** LISTING **
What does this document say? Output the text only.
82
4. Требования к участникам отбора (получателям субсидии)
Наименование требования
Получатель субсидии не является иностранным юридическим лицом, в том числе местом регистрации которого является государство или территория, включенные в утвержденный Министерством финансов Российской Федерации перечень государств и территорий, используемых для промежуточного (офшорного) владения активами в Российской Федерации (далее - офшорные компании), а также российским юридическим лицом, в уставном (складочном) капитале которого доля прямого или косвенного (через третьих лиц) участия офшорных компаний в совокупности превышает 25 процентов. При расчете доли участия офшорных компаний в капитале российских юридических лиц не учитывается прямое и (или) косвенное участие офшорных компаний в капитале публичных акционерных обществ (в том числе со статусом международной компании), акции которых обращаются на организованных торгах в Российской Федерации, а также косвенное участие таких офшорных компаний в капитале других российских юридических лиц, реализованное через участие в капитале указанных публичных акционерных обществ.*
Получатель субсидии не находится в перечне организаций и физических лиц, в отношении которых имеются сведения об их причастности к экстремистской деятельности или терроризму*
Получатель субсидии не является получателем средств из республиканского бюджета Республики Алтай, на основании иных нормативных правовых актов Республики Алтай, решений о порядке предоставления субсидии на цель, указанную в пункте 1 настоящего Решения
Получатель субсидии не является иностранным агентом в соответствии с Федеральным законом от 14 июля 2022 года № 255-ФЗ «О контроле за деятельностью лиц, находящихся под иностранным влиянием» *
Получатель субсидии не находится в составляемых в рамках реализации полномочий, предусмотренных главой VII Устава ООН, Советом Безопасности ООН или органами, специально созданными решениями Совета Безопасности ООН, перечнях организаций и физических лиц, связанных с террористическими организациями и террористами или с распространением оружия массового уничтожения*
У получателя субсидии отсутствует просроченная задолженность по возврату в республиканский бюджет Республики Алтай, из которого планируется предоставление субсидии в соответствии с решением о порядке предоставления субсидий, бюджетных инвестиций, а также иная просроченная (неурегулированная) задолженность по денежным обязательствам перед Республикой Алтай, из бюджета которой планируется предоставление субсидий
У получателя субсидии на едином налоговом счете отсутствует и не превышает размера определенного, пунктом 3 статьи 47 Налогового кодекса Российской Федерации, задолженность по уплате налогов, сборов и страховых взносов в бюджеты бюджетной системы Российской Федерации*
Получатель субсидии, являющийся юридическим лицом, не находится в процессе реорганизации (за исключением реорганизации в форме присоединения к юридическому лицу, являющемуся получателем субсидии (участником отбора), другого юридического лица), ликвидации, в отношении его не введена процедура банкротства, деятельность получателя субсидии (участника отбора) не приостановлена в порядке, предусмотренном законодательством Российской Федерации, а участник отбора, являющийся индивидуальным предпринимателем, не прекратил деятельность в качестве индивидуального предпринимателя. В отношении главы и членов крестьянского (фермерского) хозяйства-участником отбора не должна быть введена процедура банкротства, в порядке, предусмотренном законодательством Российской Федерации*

** STATED TASK **
Using the records above, select and copy every line that has the word "получателем".

** RESPONSE TO THIS EXERCISE **
Получатель субсидии не является получателем средств из республиканского бюджета Республики Алтай, на основании иных нормативных правовых актов Республики Алтай, решений о порядке предоставления субсидии на цель, указанную в пункте 1 настоящего Решения
Получатель субсидии, являющийся юридическим лицом, не находится в процессе реорганизации (за исключением реорганизации в форме присоединения к юридическому лицу, являющемуся получателем субсидии (участником отбора), другого юридического лица), ликвидации, в отношении его не введена процедура банкротства, деятельность получателя субсидии (участника отбора) не приостановлена в порядке, предусмотренном законодательством Российской Федерации, а участник отбора, являющийся индивидуальным предпринимателем, не прекратил деятельность в качестве индивидуального предпринимателя. В отношении главы и членов крестьянского (фермерского) хозяйства-участником отбора не должна быть введена процедура банкротства, в порядке, предусмотренном законодательством Российской Федерации*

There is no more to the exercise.